Without the pictures, give the entries below again exactly as written.

*SUPPLIED MATERIAL:*
::::::::::
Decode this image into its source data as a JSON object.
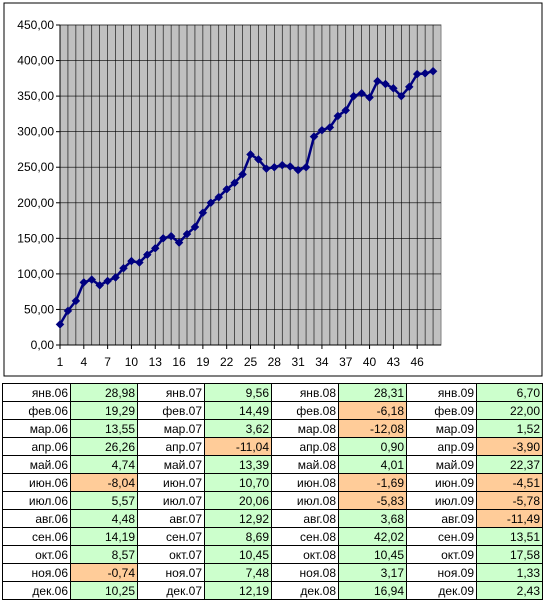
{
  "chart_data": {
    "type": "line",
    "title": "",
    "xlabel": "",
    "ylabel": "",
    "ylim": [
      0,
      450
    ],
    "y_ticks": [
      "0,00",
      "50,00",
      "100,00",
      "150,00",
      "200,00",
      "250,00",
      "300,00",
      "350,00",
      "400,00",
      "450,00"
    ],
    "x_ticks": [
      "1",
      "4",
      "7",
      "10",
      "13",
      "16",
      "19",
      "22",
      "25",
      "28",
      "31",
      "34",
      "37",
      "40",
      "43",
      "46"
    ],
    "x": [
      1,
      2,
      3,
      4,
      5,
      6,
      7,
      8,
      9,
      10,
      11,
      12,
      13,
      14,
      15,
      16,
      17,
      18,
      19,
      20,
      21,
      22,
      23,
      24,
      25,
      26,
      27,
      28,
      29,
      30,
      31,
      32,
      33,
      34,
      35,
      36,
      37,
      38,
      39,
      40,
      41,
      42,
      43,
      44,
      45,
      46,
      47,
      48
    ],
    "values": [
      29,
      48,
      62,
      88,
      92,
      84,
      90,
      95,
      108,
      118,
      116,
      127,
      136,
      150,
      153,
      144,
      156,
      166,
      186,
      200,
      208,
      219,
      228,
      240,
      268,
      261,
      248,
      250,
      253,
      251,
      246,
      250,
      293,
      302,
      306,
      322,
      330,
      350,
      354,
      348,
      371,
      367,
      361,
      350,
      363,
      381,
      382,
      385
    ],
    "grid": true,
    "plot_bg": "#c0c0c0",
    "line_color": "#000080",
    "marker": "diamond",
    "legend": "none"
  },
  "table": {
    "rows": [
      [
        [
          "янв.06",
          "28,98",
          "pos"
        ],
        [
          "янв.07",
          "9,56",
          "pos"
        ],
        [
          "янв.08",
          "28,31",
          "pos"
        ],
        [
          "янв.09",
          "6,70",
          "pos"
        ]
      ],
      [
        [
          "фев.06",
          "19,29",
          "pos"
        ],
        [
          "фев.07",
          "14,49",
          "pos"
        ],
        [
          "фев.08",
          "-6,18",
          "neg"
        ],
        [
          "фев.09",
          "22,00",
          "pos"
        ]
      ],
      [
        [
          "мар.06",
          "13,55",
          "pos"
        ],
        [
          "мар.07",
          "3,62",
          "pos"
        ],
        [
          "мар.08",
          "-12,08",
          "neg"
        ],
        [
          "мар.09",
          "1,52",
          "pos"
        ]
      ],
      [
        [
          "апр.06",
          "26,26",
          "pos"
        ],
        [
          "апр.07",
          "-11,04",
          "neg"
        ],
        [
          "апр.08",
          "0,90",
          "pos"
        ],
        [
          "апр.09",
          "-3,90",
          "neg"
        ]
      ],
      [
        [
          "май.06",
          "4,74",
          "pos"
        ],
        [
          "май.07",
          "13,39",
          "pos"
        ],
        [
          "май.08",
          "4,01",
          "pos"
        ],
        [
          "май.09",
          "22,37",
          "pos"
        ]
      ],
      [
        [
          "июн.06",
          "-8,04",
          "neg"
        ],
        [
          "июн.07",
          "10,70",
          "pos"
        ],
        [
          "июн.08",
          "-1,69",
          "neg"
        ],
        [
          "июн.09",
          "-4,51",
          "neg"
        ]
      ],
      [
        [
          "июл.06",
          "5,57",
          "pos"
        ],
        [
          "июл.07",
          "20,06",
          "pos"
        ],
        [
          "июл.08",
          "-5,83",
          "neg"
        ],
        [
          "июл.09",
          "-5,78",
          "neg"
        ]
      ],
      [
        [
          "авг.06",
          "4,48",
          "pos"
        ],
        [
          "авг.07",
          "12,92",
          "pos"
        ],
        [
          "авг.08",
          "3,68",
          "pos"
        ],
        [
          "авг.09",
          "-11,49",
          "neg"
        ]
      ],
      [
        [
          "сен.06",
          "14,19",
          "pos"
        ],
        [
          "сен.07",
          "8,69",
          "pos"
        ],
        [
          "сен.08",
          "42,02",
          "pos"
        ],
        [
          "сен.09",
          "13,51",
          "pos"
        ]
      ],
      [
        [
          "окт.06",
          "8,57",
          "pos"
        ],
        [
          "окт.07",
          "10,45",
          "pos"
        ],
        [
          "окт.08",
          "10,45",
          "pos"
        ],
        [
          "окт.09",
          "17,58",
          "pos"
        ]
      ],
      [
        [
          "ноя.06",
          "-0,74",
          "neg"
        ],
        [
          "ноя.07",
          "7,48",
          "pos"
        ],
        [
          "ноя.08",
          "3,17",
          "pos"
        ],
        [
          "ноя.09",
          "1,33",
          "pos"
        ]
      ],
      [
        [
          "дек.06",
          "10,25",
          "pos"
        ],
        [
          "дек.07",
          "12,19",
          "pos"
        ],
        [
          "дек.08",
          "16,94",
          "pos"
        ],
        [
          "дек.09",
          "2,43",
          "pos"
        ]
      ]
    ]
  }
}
::::::::::
*FULL SOLUTION:*
Decode this image into its source data as a JSON object.
{
  "chart_data": {
    "type": "line",
    "title": "",
    "xlabel": "",
    "ylabel": "",
    "ylim": [
      0,
      450
    ],
    "y_ticks": [
      "0,00",
      "50,00",
      "100,00",
      "150,00",
      "200,00",
      "250,00",
      "300,00",
      "350,00",
      "400,00",
      "450,00"
    ],
    "x_ticks": [
      "1",
      "4",
      "7",
      "10",
      "13",
      "16",
      "19",
      "22",
      "25",
      "28",
      "31",
      "34",
      "37",
      "40",
      "43",
      "46"
    ],
    "x": [
      1,
      2,
      3,
      4,
      5,
      6,
      7,
      8,
      9,
      10,
      11,
      12,
      13,
      14,
      15,
      16,
      17,
      18,
      19,
      20,
      21,
      22,
      23,
      24,
      25,
      26,
      27,
      28,
      29,
      30,
      31,
      32,
      33,
      34,
      35,
      36,
      37,
      38,
      39,
      40,
      41,
      42,
      43,
      44,
      45,
      46,
      47,
      48
    ],
    "values": [
      29,
      48,
      62,
      88,
      92,
      84,
      90,
      95,
      108,
      118,
      116,
      127,
      136,
      150,
      153,
      144,
      156,
      166,
      186,
      200,
      208,
      219,
      228,
      240,
      268,
      261,
      248,
      250,
      253,
      251,
      246,
      250,
      293,
      302,
      306,
      322,
      330,
      350,
      354,
      348,
      371,
      367,
      361,
      350,
      363,
      381,
      382,
      385
    ],
    "grid": true,
    "plot_bg": "#c0c0c0",
    "line_color": "#000080",
    "marker": "diamond",
    "legend": "none"
  },
  "table": {
    "rows": [
      [
        [
          "янв.06",
          "28,98",
          "pos"
        ],
        [
          "янв.07",
          "9,56",
          "pos"
        ],
        [
          "янв.08",
          "28,31",
          "pos"
        ],
        [
          "янв.09",
          "6,70",
          "pos"
        ]
      ],
      [
        [
          "фев.06",
          "19,29",
          "pos"
        ],
        [
          "фев.07",
          "14,49",
          "pos"
        ],
        [
          "фев.08",
          "-6,18",
          "neg"
        ],
        [
          "фев.09",
          "22,00",
          "pos"
        ]
      ],
      [
        [
          "мар.06",
          "13,55",
          "pos"
        ],
        [
          "мар.07",
          "3,62",
          "pos"
        ],
        [
          "мар.08",
          "-12,08",
          "neg"
        ],
        [
          "мар.09",
          "1,52",
          "pos"
        ]
      ],
      [
        [
          "апр.06",
          "26,26",
          "pos"
        ],
        [
          "апр.07",
          "-11,04",
          "neg"
        ],
        [
          "апр.08",
          "0,90",
          "pos"
        ],
        [
          "апр.09",
          "-3,90",
          "neg"
        ]
      ],
      [
        [
          "май.06",
          "4,74",
          "pos"
        ],
        [
          "май.07",
          "13,39",
          "pos"
        ],
        [
          "май.08",
          "4,01",
          "pos"
        ],
        [
          "май.09",
          "22,37",
          "pos"
        ]
      ],
      [
        [
          "июн.06",
          "-8,04",
          "neg"
        ],
        [
          "июн.07",
          "10,70",
          "pos"
        ],
        [
          "июн.08",
          "-1,69",
          "neg"
        ],
        [
          "июн.09",
          "-4,51",
          "neg"
        ]
      ],
      [
        [
          "июл.06",
          "5,57",
          "pos"
        ],
        [
          "июл.07",
          "20,06",
          "pos"
        ],
        [
          "июл.08",
          "-5,83",
          "neg"
        ],
        [
          "июл.09",
          "-5,78",
          "neg"
        ]
      ],
      [
        [
          "авг.06",
          "4,48",
          "pos"
        ],
        [
          "авг.07",
          "12,92",
          "pos"
        ],
        [
          "авг.08",
          "3,68",
          "pos"
        ],
        [
          "авг.09",
          "-11,49",
          "neg"
        ]
      ],
      [
        [
          "сен.06",
          "14,19",
          "pos"
        ],
        [
          "сен.07",
          "8,69",
          "pos"
        ],
        [
          "сен.08",
          "42,02",
          "pos"
        ],
        [
          "сен.09",
          "13,51",
          "pos"
        ]
      ],
      [
        [
          "окт.06",
          "8,57",
          "pos"
        ],
        [
          "окт.07",
          "10,45",
          "pos"
        ],
        [
          "окт.08",
          "10,45",
          "pos"
        ],
        [
          "окт.09",
          "17,58",
          "pos"
        ]
      ],
      [
        [
          "ноя.06",
          "-0,74",
          "neg"
        ],
        [
          "ноя.07",
          "7,48",
          "pos"
        ],
        [
          "ноя.08",
          "3,17",
          "pos"
        ],
        [
          "ноя.09",
          "1,33",
          "pos"
        ]
      ],
      [
        [
          "дек.06",
          "10,25",
          "pos"
        ],
        [
          "дек.07",
          "12,19",
          "pos"
        ],
        [
          "дек.08",
          "16,94",
          "pos"
        ],
        [
          "дек.09",
          "2,43",
          "pos"
        ]
      ]
    ]
  }
}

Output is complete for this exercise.